● **WHAT TO WORK ON**
Extract the lines that hold the string "主要用途".

● **SOURCE MATERIAL**
====
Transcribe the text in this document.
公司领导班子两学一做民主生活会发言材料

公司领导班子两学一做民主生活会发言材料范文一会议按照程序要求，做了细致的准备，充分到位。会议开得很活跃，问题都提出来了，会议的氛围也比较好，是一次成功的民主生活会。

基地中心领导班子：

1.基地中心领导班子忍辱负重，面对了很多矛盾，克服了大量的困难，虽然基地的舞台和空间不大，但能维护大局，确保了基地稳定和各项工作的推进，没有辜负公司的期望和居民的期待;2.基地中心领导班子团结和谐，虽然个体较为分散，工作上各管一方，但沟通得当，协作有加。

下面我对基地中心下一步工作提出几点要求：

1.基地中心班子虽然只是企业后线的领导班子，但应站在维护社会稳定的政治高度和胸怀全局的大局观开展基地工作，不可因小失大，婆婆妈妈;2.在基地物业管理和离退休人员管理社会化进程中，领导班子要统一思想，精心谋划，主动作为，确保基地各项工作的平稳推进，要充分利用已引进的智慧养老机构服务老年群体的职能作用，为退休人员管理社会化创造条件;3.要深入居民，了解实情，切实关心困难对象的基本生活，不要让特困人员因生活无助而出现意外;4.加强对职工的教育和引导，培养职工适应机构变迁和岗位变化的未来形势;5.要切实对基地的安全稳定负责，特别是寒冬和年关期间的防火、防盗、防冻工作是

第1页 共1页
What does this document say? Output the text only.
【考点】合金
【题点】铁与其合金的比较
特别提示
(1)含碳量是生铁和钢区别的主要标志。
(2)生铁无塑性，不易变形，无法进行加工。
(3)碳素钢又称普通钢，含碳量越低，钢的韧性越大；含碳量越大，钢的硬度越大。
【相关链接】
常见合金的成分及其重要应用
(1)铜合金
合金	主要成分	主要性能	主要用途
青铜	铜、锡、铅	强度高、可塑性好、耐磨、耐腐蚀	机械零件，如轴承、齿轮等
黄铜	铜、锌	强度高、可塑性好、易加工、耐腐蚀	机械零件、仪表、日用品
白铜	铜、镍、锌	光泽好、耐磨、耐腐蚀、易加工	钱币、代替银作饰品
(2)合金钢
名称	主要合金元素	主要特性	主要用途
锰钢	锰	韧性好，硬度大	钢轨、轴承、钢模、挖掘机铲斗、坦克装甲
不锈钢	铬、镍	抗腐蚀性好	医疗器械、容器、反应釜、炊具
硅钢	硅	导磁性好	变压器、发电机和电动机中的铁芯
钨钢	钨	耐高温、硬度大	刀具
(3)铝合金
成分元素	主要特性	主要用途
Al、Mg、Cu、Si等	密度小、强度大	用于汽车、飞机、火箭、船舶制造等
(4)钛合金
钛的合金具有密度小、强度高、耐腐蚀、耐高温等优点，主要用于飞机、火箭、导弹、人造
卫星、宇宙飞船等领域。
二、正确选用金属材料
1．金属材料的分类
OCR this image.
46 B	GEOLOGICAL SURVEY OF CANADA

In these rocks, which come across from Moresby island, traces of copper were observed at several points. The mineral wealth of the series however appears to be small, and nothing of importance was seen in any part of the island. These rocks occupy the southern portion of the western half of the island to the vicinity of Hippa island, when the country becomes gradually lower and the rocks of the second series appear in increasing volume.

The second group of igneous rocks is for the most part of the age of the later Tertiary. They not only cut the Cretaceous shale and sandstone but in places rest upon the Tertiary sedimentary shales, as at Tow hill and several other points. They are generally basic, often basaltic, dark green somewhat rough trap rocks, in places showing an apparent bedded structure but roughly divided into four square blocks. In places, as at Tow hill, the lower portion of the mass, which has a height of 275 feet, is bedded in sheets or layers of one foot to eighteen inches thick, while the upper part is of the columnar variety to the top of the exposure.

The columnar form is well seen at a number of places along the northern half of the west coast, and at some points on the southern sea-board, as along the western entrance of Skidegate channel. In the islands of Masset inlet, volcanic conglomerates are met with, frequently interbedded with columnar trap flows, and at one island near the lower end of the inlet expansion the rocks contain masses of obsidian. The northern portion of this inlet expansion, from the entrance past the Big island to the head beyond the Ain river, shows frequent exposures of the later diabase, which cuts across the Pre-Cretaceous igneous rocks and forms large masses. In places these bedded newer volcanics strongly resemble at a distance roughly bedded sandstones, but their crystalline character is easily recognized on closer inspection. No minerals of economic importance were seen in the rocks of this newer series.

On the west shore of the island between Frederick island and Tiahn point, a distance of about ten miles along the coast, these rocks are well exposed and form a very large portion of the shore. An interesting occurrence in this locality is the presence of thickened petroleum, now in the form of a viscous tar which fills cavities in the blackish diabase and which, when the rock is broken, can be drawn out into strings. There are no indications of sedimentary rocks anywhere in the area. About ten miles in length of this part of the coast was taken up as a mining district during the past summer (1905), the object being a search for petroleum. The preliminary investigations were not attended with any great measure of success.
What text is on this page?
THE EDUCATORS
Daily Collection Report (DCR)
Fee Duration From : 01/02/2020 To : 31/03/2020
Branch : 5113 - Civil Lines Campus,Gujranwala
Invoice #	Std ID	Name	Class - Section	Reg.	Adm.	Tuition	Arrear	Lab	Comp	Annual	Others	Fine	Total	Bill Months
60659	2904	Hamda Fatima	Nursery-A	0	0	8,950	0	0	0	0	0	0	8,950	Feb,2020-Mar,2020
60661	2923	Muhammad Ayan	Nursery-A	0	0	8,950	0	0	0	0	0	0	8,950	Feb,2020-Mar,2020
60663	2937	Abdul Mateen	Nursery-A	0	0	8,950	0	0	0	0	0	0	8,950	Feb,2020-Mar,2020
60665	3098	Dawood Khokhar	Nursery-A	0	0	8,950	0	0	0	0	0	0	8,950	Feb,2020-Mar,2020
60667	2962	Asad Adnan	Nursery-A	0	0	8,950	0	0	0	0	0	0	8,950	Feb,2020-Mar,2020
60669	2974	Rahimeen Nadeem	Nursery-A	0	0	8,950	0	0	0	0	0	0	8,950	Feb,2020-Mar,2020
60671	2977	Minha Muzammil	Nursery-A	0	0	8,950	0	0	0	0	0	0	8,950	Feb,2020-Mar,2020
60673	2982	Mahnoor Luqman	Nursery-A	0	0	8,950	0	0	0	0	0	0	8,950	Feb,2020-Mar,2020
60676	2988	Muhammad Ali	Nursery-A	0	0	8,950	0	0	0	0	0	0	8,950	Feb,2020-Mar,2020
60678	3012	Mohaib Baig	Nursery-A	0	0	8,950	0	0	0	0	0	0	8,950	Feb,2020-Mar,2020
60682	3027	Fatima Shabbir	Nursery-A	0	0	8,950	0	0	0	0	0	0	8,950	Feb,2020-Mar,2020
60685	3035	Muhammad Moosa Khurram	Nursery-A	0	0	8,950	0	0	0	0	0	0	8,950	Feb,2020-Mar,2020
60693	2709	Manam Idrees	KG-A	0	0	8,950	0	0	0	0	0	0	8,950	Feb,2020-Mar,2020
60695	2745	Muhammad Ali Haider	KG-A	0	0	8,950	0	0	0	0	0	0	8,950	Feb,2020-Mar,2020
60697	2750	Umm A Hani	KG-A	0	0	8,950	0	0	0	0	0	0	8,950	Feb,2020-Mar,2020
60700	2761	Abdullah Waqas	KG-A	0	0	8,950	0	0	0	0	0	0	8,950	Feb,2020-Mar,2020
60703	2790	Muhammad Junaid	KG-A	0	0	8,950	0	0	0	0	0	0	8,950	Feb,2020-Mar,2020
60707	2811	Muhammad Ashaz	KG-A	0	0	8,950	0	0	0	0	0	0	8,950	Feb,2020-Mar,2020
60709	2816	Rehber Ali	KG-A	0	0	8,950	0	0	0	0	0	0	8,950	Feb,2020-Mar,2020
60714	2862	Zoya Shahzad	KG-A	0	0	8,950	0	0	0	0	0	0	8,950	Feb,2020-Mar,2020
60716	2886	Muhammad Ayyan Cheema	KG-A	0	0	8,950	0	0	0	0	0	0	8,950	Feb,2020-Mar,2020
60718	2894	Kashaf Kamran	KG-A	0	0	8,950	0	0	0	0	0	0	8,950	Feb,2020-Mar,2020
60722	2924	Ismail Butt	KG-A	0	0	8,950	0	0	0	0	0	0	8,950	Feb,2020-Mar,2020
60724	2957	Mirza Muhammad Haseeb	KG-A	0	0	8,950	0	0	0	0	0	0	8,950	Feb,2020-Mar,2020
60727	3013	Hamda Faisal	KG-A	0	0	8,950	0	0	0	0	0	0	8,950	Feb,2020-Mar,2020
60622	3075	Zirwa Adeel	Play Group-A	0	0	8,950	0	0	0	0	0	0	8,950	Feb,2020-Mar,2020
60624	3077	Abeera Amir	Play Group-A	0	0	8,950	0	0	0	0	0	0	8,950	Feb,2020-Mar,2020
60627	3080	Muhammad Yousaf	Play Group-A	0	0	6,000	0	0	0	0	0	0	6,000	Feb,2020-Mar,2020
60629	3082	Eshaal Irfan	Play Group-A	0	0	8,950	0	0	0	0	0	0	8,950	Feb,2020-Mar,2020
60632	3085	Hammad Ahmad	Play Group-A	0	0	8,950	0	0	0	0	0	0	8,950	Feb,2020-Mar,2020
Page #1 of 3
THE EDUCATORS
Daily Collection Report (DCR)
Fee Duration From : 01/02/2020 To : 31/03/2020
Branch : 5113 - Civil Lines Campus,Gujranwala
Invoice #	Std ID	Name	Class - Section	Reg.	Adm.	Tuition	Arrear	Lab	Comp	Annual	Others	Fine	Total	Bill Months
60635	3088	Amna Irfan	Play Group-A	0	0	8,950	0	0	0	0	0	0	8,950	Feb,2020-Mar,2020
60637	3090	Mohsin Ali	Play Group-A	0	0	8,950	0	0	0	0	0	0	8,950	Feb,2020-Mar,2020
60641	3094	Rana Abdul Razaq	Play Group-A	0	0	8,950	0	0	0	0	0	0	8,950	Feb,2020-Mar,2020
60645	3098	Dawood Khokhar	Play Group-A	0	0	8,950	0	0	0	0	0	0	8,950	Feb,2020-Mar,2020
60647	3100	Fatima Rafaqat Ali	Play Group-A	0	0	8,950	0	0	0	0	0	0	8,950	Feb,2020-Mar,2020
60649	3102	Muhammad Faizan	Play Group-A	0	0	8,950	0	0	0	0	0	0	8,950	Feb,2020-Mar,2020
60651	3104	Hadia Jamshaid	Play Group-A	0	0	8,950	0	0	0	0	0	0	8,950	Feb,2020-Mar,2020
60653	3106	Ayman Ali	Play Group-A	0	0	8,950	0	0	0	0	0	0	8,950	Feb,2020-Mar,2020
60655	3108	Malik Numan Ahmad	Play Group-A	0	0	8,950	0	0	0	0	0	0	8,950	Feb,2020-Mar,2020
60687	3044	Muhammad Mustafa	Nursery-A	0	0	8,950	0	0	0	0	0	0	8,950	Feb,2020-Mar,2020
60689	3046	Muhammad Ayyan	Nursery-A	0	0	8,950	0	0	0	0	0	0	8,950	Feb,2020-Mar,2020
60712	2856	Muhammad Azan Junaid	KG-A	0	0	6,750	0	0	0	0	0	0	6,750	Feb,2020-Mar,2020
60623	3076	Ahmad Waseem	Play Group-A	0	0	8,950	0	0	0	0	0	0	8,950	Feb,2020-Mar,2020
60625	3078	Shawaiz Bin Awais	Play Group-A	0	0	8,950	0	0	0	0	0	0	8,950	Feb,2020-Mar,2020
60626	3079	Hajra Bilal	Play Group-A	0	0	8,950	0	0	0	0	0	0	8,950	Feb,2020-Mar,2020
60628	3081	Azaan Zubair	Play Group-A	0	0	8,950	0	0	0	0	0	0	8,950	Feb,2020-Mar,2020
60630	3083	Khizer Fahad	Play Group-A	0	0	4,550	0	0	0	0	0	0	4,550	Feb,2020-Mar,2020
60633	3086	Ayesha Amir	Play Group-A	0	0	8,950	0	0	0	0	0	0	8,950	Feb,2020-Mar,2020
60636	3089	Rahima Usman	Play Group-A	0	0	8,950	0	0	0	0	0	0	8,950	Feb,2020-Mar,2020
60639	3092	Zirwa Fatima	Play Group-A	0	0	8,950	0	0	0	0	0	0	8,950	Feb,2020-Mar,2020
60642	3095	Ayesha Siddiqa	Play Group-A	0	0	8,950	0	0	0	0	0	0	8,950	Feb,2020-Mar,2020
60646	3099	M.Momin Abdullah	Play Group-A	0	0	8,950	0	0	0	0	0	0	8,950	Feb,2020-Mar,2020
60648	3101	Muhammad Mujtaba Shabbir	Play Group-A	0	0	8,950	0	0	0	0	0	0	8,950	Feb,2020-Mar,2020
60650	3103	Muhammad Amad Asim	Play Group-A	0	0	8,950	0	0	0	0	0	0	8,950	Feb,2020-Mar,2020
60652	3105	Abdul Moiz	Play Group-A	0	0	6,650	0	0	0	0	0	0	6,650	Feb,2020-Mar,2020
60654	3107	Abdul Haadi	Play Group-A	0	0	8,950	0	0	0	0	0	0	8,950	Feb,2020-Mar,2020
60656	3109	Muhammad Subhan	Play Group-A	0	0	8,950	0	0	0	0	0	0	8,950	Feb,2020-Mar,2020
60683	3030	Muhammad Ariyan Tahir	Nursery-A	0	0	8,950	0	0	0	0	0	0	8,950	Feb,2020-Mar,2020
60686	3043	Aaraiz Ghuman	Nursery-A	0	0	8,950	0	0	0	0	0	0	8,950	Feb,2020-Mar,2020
====
● **THE SOLUTION**
合金	主要成分	主要性能	主要用途
名称	主要合金元素	主要特性	主要用途
成分元素	主要特性	主要用途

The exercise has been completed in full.